>> BEGIN Record set

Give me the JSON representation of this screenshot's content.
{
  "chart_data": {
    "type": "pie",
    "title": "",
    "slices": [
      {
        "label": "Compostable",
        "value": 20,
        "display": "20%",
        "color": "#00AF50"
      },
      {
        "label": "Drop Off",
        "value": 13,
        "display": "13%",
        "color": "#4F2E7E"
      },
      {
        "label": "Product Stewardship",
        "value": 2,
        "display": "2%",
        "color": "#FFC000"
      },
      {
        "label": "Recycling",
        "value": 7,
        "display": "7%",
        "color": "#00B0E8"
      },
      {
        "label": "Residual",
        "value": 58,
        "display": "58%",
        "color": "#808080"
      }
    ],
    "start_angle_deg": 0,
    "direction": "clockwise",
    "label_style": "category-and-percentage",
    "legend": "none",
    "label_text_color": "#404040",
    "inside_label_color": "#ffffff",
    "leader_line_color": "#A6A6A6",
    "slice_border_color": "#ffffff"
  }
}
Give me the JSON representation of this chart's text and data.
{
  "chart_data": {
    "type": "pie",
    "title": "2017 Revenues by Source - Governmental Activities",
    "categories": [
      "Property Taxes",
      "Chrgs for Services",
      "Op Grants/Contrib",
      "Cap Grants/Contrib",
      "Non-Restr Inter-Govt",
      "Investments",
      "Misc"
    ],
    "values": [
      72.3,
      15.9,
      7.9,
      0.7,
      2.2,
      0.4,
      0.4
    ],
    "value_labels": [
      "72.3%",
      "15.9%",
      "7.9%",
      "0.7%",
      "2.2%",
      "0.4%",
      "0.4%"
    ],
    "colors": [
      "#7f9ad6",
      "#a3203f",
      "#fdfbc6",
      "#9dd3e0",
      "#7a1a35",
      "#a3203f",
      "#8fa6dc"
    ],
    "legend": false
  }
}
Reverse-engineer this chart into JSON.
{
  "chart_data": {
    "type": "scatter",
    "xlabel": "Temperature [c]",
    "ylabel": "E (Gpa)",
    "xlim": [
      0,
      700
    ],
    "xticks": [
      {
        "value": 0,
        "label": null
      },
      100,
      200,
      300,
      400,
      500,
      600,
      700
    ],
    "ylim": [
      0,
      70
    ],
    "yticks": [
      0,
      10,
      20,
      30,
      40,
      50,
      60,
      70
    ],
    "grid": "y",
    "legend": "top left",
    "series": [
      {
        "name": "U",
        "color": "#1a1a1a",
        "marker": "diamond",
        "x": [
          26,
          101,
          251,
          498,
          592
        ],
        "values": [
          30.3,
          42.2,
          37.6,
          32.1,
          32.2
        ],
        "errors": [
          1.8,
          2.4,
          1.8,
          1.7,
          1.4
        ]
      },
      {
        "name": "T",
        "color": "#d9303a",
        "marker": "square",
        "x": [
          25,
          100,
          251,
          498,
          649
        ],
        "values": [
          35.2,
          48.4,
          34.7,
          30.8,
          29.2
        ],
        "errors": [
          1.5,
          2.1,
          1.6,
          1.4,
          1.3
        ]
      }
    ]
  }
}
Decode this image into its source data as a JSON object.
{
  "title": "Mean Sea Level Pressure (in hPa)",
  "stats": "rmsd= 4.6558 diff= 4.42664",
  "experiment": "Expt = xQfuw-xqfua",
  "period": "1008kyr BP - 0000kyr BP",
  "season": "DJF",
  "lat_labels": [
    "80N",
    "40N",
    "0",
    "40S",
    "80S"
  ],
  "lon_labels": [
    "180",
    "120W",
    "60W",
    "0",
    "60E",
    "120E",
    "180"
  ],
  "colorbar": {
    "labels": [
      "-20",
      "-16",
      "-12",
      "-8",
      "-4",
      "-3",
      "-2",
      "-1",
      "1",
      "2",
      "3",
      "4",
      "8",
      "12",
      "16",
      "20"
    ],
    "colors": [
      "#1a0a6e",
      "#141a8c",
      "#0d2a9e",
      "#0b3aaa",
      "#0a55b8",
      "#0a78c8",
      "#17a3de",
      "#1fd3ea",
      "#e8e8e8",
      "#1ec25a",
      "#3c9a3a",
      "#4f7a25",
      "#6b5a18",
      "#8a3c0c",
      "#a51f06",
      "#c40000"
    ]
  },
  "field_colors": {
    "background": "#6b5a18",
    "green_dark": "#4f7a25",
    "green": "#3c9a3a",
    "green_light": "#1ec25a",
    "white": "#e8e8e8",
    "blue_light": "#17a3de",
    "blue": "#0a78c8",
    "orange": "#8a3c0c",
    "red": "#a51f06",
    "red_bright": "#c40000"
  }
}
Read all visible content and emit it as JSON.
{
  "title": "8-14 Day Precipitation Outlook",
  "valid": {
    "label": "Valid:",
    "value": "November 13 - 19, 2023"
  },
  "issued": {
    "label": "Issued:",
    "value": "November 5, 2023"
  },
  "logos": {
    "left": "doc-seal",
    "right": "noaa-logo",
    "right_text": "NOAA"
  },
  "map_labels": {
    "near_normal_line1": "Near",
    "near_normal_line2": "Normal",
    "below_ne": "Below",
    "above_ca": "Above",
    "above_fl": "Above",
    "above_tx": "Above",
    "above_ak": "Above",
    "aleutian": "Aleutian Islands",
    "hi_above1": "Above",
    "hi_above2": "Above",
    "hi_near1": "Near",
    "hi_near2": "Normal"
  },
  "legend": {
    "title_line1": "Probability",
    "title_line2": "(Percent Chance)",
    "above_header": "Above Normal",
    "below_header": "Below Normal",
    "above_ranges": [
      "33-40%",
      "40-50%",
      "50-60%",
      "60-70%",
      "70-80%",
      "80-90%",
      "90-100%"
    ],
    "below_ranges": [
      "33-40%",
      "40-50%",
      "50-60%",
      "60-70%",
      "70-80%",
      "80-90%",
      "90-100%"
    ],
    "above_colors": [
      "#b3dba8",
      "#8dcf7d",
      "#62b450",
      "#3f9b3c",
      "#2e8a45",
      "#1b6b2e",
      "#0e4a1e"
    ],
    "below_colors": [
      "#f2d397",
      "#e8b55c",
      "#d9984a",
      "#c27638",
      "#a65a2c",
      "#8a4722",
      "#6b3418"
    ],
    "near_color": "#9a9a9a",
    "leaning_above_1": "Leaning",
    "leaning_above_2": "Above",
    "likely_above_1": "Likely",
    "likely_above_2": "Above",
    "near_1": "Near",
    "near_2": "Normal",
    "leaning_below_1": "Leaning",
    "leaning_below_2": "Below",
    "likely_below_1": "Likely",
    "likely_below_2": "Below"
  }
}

>> END Record set

• _Written exercise_
Pick out all the lines with the word "Give" in them and copy them.

• _Reply_
Give me the JSON representation of this screenshot's content.
Give me the JSON representation of this chart's text and data.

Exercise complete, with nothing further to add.